== Written exercise ==
Locate each line containing the string "Analytical" and copy it out.

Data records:

========

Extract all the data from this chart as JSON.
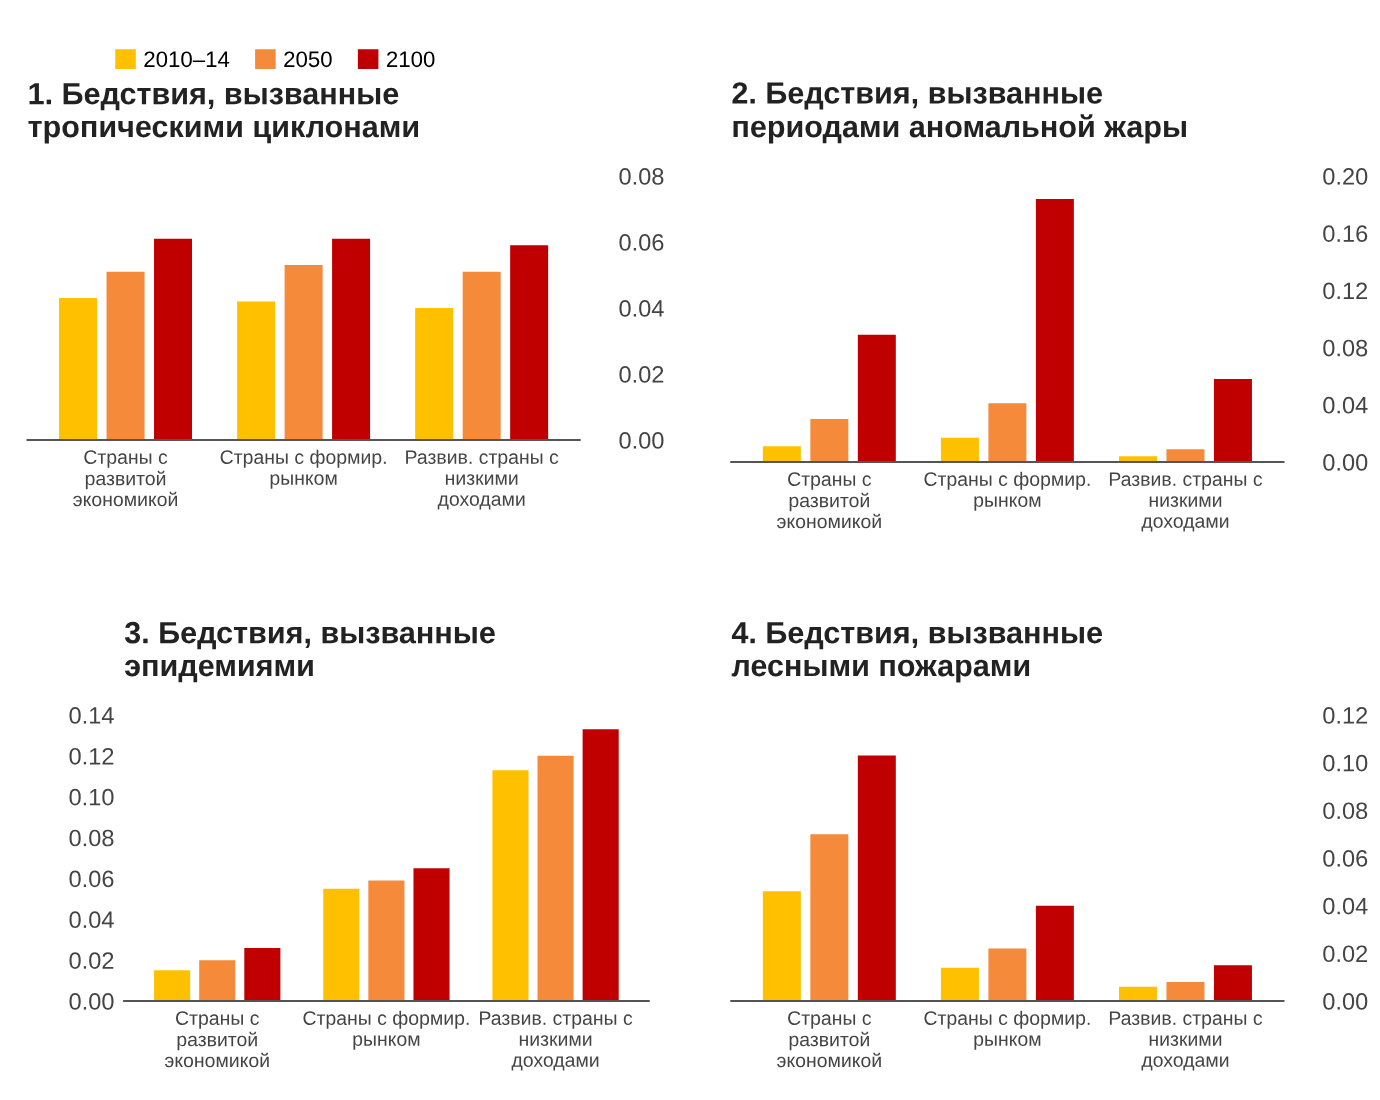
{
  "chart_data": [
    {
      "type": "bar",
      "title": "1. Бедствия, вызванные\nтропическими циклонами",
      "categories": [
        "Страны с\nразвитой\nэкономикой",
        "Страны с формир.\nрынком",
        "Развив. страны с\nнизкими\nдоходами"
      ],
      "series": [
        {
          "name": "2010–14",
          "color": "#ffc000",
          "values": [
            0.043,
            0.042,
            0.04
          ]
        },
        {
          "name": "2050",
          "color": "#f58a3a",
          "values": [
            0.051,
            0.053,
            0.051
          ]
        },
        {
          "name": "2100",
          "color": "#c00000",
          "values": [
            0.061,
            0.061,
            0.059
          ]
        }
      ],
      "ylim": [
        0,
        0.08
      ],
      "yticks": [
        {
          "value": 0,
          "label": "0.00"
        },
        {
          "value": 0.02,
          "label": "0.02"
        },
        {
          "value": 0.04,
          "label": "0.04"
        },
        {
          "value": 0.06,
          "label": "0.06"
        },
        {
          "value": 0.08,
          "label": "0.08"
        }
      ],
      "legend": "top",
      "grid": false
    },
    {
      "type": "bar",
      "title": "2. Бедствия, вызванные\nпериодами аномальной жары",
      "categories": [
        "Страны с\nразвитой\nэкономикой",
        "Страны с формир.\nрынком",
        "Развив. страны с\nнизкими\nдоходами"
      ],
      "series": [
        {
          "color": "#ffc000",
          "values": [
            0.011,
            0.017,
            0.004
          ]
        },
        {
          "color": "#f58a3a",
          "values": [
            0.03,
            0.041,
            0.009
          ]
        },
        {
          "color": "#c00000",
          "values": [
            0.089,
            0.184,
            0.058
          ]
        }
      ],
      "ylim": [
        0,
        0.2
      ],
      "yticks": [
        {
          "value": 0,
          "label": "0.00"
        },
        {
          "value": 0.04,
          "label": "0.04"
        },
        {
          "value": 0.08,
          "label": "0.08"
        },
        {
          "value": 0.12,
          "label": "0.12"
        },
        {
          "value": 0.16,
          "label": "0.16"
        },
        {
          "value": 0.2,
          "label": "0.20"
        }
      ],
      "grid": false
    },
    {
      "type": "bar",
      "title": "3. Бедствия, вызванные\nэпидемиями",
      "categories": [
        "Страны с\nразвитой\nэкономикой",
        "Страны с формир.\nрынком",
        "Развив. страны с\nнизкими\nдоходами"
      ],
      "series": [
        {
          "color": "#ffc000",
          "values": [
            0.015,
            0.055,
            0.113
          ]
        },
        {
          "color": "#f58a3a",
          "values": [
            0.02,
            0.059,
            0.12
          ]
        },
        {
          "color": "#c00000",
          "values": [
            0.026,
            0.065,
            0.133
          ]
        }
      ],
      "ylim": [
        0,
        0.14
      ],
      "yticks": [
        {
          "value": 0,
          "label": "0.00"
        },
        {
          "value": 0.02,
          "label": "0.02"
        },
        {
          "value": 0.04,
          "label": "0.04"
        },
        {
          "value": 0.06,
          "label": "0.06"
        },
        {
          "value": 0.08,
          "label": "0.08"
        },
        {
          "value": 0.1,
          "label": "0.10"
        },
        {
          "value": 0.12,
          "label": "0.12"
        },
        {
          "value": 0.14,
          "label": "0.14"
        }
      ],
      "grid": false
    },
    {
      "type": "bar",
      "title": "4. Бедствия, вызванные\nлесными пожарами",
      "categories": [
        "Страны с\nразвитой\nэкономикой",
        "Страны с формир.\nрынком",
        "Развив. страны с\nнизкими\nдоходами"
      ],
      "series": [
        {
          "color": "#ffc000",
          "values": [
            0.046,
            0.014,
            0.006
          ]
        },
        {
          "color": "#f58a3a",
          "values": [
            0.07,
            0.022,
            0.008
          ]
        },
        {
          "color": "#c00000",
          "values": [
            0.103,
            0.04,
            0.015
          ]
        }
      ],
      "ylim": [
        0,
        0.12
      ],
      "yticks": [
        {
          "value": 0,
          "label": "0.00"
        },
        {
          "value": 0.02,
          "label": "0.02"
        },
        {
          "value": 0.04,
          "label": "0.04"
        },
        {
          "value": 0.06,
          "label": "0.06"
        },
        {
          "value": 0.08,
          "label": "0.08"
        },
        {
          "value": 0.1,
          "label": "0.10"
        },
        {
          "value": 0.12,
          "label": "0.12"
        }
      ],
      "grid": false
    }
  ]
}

========

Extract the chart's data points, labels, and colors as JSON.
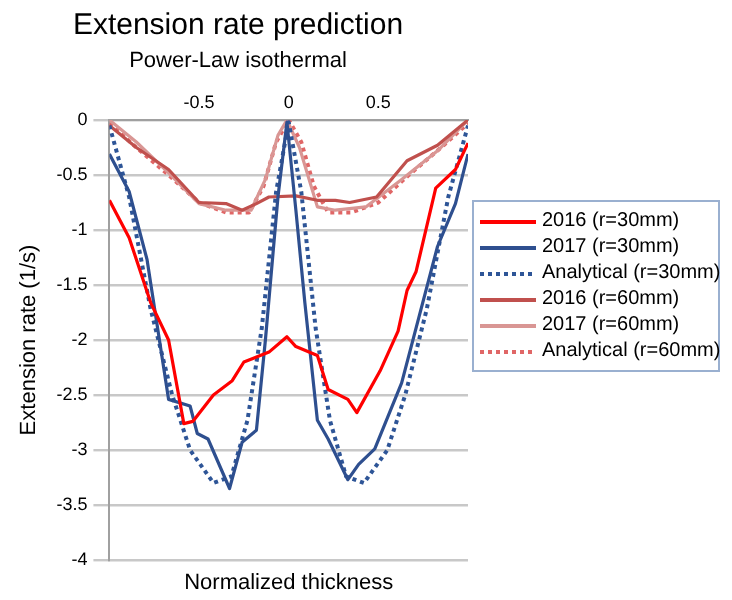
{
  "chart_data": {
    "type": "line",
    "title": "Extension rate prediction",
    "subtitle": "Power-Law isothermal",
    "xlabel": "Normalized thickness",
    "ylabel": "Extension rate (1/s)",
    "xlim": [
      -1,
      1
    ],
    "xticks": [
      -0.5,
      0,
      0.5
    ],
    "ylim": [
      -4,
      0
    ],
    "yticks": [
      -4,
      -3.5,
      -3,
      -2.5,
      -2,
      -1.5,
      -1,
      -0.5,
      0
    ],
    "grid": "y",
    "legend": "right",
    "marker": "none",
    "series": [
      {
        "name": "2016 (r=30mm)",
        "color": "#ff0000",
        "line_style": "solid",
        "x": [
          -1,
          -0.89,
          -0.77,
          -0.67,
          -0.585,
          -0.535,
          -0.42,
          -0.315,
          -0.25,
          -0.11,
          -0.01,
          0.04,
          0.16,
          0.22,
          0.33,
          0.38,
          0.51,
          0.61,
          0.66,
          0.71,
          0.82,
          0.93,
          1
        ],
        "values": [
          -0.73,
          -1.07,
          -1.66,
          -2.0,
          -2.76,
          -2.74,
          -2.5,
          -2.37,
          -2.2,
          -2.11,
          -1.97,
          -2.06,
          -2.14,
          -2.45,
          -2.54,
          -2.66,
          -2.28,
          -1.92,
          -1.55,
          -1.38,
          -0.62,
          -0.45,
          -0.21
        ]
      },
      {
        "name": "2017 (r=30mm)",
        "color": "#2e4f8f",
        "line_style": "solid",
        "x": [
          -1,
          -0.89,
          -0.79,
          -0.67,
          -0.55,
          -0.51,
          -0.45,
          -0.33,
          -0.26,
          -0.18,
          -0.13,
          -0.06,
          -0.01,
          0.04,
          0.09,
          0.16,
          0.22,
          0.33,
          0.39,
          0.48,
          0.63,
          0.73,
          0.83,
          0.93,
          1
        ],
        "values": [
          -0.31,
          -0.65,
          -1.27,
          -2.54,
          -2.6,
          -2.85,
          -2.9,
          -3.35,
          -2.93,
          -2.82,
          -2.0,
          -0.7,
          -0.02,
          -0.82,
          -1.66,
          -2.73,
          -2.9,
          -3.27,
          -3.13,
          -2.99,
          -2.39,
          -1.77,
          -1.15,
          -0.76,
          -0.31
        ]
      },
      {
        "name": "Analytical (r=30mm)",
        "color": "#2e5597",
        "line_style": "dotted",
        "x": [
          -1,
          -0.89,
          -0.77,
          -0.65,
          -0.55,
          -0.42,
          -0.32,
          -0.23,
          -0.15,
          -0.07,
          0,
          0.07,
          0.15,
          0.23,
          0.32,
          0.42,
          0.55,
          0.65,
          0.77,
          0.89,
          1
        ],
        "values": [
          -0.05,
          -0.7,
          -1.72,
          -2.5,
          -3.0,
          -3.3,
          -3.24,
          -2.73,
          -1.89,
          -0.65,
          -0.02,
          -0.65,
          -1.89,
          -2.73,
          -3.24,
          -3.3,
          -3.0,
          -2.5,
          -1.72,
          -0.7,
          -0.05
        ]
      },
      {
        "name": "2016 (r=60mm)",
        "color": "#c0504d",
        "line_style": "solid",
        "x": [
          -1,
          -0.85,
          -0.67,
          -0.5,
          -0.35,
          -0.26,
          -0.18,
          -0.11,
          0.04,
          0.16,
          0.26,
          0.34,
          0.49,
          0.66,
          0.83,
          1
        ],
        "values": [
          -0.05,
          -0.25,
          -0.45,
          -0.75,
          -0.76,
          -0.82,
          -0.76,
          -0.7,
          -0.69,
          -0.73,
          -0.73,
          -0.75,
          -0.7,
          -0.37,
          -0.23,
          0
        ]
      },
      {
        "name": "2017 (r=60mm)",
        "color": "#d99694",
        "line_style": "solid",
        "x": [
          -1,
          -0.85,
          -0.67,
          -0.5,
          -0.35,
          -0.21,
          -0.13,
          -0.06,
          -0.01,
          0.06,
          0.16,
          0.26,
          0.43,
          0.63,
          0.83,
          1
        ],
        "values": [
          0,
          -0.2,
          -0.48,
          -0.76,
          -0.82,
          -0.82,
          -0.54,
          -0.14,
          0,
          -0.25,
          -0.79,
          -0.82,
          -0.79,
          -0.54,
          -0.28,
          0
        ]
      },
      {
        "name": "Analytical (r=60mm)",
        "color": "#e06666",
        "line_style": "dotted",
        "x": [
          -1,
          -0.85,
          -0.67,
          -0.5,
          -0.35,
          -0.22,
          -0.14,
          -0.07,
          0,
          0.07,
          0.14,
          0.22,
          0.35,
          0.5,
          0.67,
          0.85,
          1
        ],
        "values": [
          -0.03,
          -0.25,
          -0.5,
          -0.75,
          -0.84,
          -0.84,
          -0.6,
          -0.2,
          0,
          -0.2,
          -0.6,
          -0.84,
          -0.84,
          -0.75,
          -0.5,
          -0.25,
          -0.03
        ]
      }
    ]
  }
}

========

== Answer below ==
        "name": "Analytical (r=30mm)",
        "name": "Analytical (r=60mm)",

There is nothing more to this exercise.